======== ENTRIES ========
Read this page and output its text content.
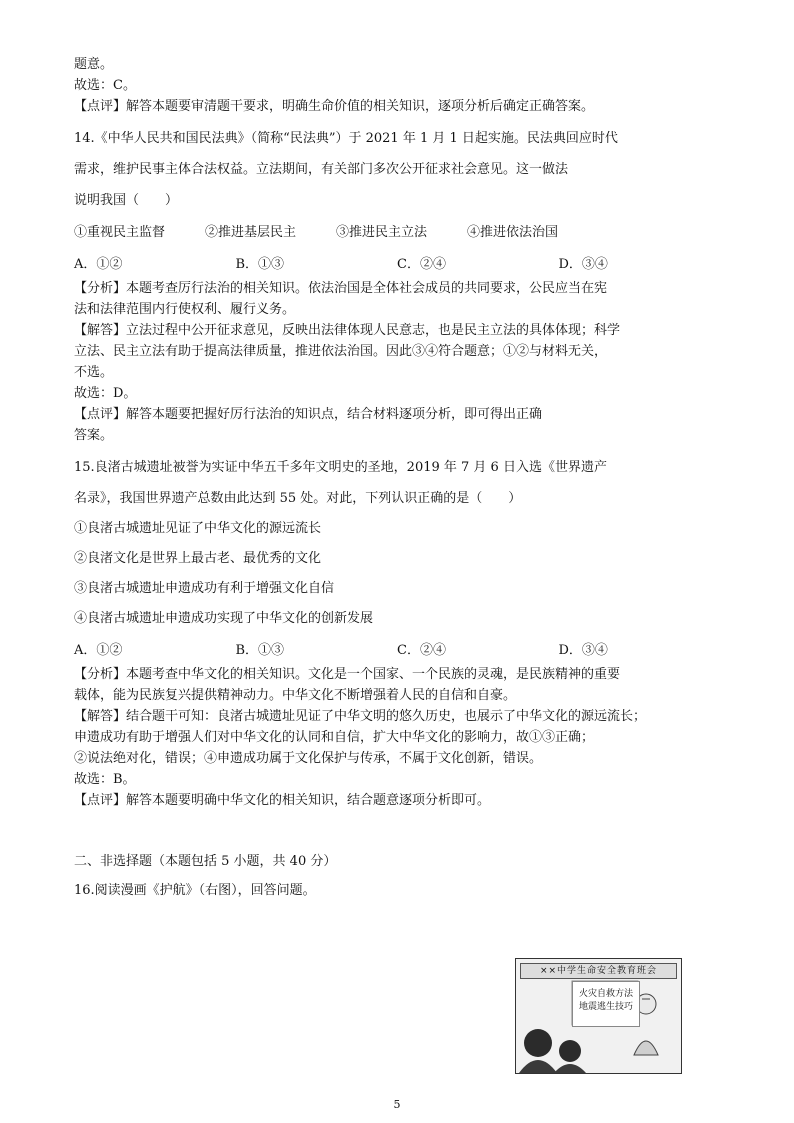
题意。
故选：C。
【点评】解答本题要审清题干要求，明确生命价值的相关知识，逐项分析后确定正确答案。

14.《中华人民共和国民法典》（简称“民法典”）于 2021 年 1 月 1 日起实施。民法典回应时代

需求，维护民事主体合法权益。立法期间，有关部门多次公开征求社会意见。这一做法

说明我国（　　）

①重视民主监督	②推进基层民主	③推进民主立法	④推进依法治国
A．①②	B．①③	C．②④	D．③④

【分析】本题考查厉行法治的相关知识。依法治国是全体社会成员的共同要求，公民应当在宪

法和法律范围内行使权利、履行义务。

【解答】立法过程中公开征求意见，反映出法律体现人民意志，也是民主立法的具体体现；科学

立法、民主立法有助于提高法律质量，推进依法治国。因此③④符合题意；①②与材料无关，

不选。

故选：D。

【点评】解答本题要把握好厉行法治的知识点，结合材料逐项分析，即可得出正确

答案。

15.良渚古城遗址被誉为实证中华五千多年文明史的圣地，2019 年 7 月 6 日入选《世界遗产

名录》，我国世界遗产总数由此达到 55 处。对此，下列认识正确的是（　　）

①良渚古城遗址见证了中华文化的源远流长

②良渚文化是世界上最古老、最优秀的文化

③良渚古城遗址申遗成功有利于增强文化自信

④良渚古城遗址申遗成功实现了中华文化的创新发展

A．①②	B．①③	C．②④	D．③④

【分析】本题考查中华文化的相关知识。文化是一个国家、一个民族的灵魂，是民族精神的重要

载体，能为民族复兴提供精神动力。中华文化不断增强着人民的自信和自豪。

【解答】结合题干可知：良渚古城遗址见证了中华文明的悠久历史，也展示了中华文化的源远流长；

申遗成功有助于增强人们对中华文化的认同和自信，扩大中华文化的影响力，故①③正确；

②说法绝对化，错误；④申遗成功属于文化保护与传承，不属于文化创新，错误。

故选：B。

【点评】解答本题要明确中华文化的相关知识，结合题意逐项分析即可。

二、非选择题（本题包括 5 小题，共 40 分）

16.阅读漫画《护航》（右图），回答问题。

××中学生命安全教育班会
火灾自救方法
地震逃生技巧
5
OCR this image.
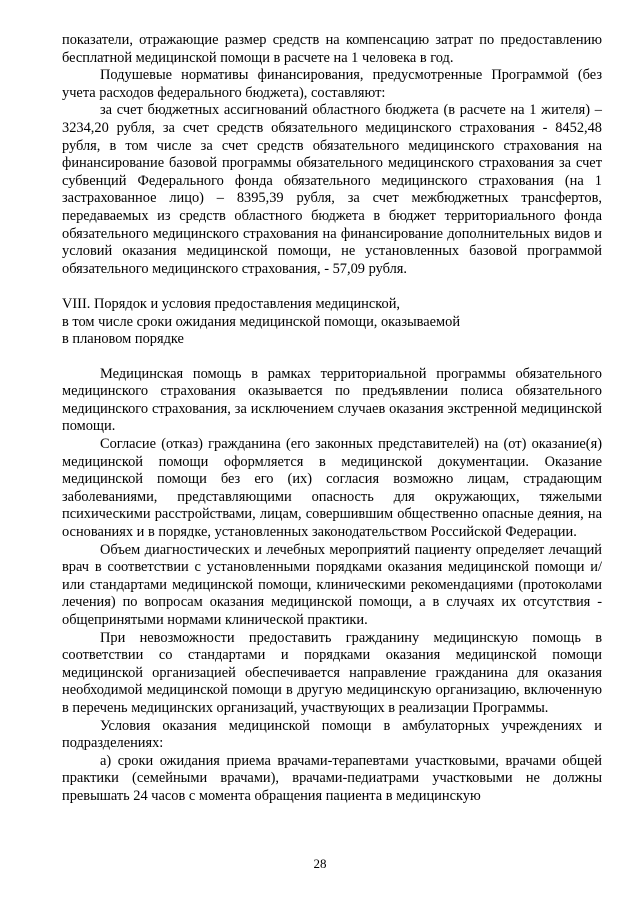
показатели, отражающие размер средств на компенсацию затрат по предоставлению бесплатной медицинской помощи в расчете на 1 человека в год.

Подушевые нормативы финансирования, предусмотренные Программой (без учета расходов федерального бюджета), составляют:

за счет бюджетных ассигнований областного бюджета (в расчете на 1 жителя) – 3234,20 рубля, за счет средств обязательного медицинского страхования - 8452,48 рубля, в том числе за счет средств обязательного медицинского страхования на финансирование базовой программы обязательного медицинского страхования за счет субвенций Федерального фонда обязательного медицинского страхования (на 1 застрахованное лицо) – 8395,39 рубля, за счет межбюджетных трансфертов, передаваемых из средств областного бюджета в бюджет территориального фонда обязательного медицинского страхования на финансирование дополнительных видов и условий оказания медицинской помощи, не установленных базовой программой обязательного медицинского страхования, - 57,09 рубля.

VIII. Порядок и условия предоставления медицинской,
в том числе сроки ожидания медицинской помощи, оказываемой
в плановом порядке

Медицинская помощь в рамках территориальной программы обязательного медицинского страхования оказывается по предъявлении полиса обязательного медицинского страхования, за исключением случаев оказания экстренной медицинской помощи.

Согласие (отказ) гражданина (его законных представителей) на (от) оказание(я) медицинской помощи оформляется в медицинской документации. Оказание медицинской помощи без его (их) согласия возможно лицам, страдающим заболеваниями, представляющими опасность для окружающих, тяжелыми психическими расстройствами, лицам, совершившим общественно опасные деяния, на основаниях и в порядке, установленных законодательством Российской Федерации.

Объем диагностических и лечебных мероприятий пациенту определяет лечащий врач в соответствии с установленными порядками оказания медицинской помощи и/или стандартами медицинской помощи, клиническими рекомендациями (протоколами лечения) по вопросам оказания медицинской помощи, а в случаях их отсутствия - общепринятыми нормами клинической практики.

При невозможности предоставить гражданину медицинскую помощь в соответствии со стандартами и порядками оказания медицинской помощи медицинской организацией обеспечивается направление гражданина для оказания необходимой медицинской помощи в другую медицинскую организацию, включенную в перечень медицинских организаций, участвующих в реализации Программы.

Условия оказания медицинской помощи в амбулаторных учреждениях и подразделениях:

а) сроки ожидания приема врачами-терапевтами участковыми, врачами общей практики (семейными врачами), врачами-педиатрами участковыми не должны превышать 24 часов с момента обращения пациента в медицинскую

28
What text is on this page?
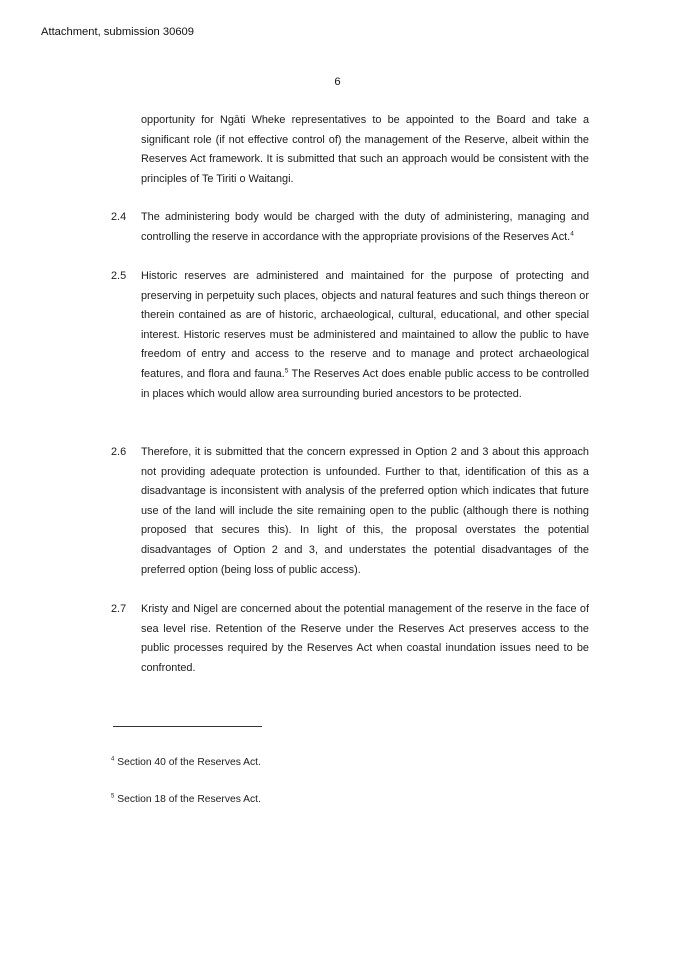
Attachment, submission 30609
6

opportunity for Ngāti Wheke representatives to be appointed to the Board and take a significant role (if not effective control of) the management of the Reserve, albeit within the Reserves Act framework. It is submitted that such an approach would be consistent with the principles of Te Tiriti o Waitangi.

2.4 The administering body would be charged with the duty of administering, managing and controlling the reserve in accordance with the appropriate provisions of the Reserves Act.$^4$

2.5 Historic reserves are administered and maintained for the purpose of protecting and preserving in perpetuity such places, objects and natural features and such things thereon or therein contained as are of historic, archaeological, cultural, educational, and other special interest. Historic reserves must be administered and maintained to allow the public to have freedom of entry and access to the reserve and to manage and protect archaeological features, and flora and fauna.$^5$ The Reserves Act does enable public access to be controlled in places which would allow area surrounding buried ancestors to be protected.

2.6 Therefore, it is submitted that the concern expressed in Option 2 and 3 about this approach not providing adequate protection is unfounded. Further to that, identification of this as a disadvantage is inconsistent with analysis of the preferred option which indicates that future use of the land will include the site remaining open to the public (although there is nothing proposed that secures this). In light of this, the proposal overstates the potential disadvantages of Option 2 and 3, and understates the potential disadvantages of the preferred option (being loss of public access).

2.7 Kristy and Nigel are concerned about the potential management of the reserve in the face of sea level rise. Retention of the Reserve under the Reserves Act preserves access to the public processes required by the Reserves Act when coastal inundation issues need to be confronted.

$^4$ Section 40 of the Reserves Act.
$^5$ Section 18 of the Reserves Act.
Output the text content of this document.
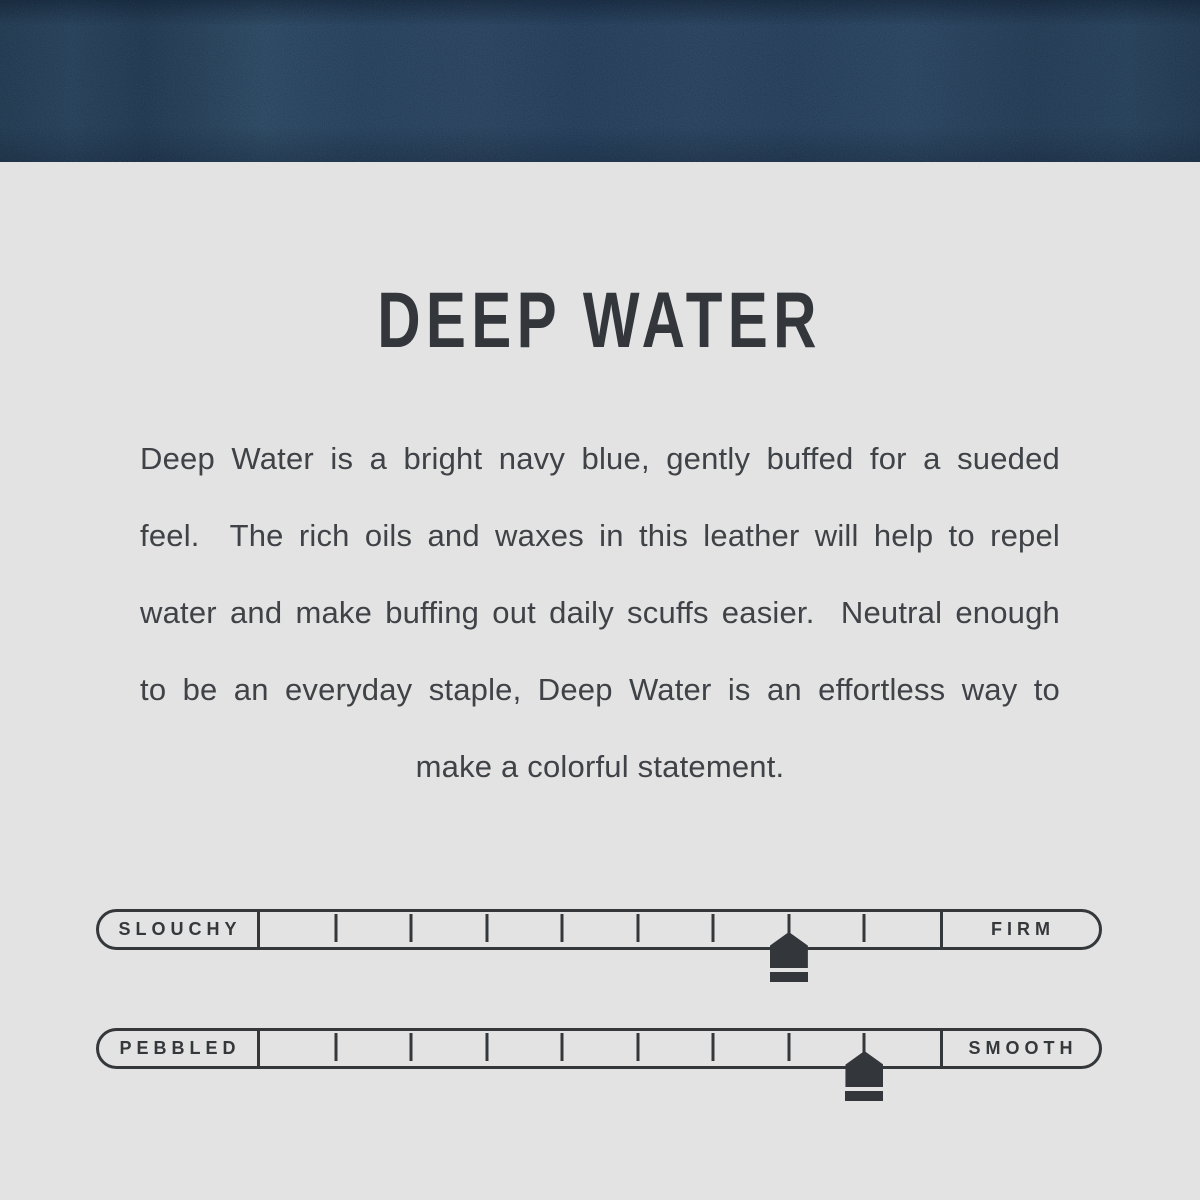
DEEP WATER
Deep Water is a bright navy blue, gently buffed for a sueded
feel.  The rich oils and waxes in this leather will help to repel
water and make buffing out daily scuffs easier.  Neutral enough
to be an everyday staple, Deep Water is an effortless way to
make a colorful statement.
SLOUCHY	FIRM
PEBBLED	SMOOTH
========
GOAL: Copy out every line of the data that includes "медицинского".

WRITTEN RESPONSE:
за счет бюджетных ассигнований областного бюджета (в расчете на 1 жителя) – 3234,20 рубля, за счет средств обязательного медицинского страхования - 8452,48 рубля, в том числе за счет средств обязательного медицинского страхования на финансирование базовой программы обязательного медицинского страхования за счет субвенций Федерального фонда обязательного медицинского страхования (на 1 застрахованное лицо) – 8395,39 рубля, за счет межбюджетных трансфертов, передаваемых из средств областного бюджета в бюджет территориального фонда обязательного медицинского страхования на финансирование дополнительных видов и условий оказания медицинской помощи, не установленных базовой программой обязательного медицинского страхования, - 57,09 рубля.
Медицинская помощь в рамках территориальной программы обязательного медицинского страхования оказывается по предъявлении полиса обязательного медицинского страхования, за исключением случаев оказания экстренной медицинской помощи.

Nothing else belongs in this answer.